* **Problem set**
**1)** In the text on the Barney cartoon series, which actor voices Roger?
**2)** Decide whether each statement agrees with the text on the Barney cartoon series: (a) the series ran on BBC One until April 1989; (b) Roger is a dog; (c) Jan Ravens provides the voice of Francine. Answer yes or no for each and quote the words that settle it.
**3)** Carry on the text on the Barney cartoon series from its final line.

* **Text to read**
━━━━━━
Barney is a British animated children's television series that aired on BBC One from 27 December 1988 to 26 April 1989. It also aired on Cartoon Network as part of their anthology series for younger children called Small World in the United States and Latin America.

Characters
Barney (voiced by Tim Brooke-Taylor): A good-natured Old English Sheepdog who has many adventures with his best friend Roger and constantly looks for fame and fortune.
Roger (voiced by Harry Enfield): A mischievous mouse who lives on the top of Barney's head inside his hair.
Desmond (voiced by Harry Enfield): An Afghan dog friend with sunglasses whose voice resembles that of Michael Caine, who serves as head of the TV house.
Corneila (voiced by Jan Ravens): a female chihuahua who sometimes is not very keen on Barney's attitude.
Francine (voiced by Jan Ravens): a friendly Irish setter who helps Barney on his quest for stardom.
━━━━━━
* **Data section**
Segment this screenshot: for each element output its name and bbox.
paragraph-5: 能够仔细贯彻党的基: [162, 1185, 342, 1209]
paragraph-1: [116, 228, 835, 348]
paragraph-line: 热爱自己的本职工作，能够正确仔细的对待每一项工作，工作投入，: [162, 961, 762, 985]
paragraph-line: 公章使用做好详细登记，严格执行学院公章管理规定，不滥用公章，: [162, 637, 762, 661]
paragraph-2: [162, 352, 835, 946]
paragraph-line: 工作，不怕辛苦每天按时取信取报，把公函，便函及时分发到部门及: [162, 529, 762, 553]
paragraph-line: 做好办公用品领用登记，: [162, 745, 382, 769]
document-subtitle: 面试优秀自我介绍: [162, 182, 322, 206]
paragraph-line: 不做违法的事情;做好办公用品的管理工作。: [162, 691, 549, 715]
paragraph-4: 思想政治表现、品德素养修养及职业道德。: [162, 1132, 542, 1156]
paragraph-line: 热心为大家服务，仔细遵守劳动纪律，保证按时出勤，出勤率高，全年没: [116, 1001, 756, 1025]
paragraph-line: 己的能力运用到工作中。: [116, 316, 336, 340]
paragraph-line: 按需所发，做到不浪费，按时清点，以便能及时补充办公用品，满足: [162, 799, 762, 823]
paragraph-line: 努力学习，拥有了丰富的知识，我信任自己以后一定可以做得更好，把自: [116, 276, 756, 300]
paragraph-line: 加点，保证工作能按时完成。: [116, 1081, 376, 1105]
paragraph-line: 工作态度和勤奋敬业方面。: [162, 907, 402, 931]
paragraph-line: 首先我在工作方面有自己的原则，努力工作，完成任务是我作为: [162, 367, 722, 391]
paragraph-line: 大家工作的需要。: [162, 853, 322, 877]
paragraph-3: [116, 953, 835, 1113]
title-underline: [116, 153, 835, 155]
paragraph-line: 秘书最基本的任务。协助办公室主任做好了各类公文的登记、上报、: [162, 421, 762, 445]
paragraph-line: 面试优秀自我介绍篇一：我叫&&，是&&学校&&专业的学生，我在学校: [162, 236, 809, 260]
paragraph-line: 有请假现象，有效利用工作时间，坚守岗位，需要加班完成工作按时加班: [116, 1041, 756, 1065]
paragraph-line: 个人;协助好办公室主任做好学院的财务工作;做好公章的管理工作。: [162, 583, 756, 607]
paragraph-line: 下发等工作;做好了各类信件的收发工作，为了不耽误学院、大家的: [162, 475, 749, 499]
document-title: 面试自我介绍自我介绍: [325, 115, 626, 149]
━━━━━━
* **Outputs**
**1)** Harry Enfield

**2)**
(a) Yes: "from 27 December 1988 to 26 April 1989"
(b) No: "A mischievous mouse"
(c) Yes: "Francine (voiced by Jan Ravens)"

**3)**
Mr Prophet (voiced by Enn Reitel): a Spaniel who sometimes has a depressed attitude but is a good friend of Barney.
Lost and Found (voices uncredited): Two Dalmatian puppies who were found on Christmas Eve by Barney, and were given to a delighted Mr Prophet as a Christmas present.

Episodes

Home media
On 6 November 1989, BBC Enterprises released a single video cassette titled "Barney Gets Into Mischief", featuring all episodes except for the Christmas Special. Castle Music Ltd. later released another VHS release, titled "Barney: The Dog with Stars in his Eyes" on 1 June 1999, which included all thirteen episodes.

On 22 April 2002, Right Entertainment and Universal Pictures Video released another tape also titled "Barney Gets into Mischief and other stories", which consisted of the first eight episodes excluding the Christmas Special. This release was also released on DVD in August 2004, and the two companies later released the whole series on DVD in 2006.

Australian VHS release
Roadshow Entertainment released "Barney: The Dog with Stars in his Eyes" on VHS on 31 October 2000, containing all thirteen episodes.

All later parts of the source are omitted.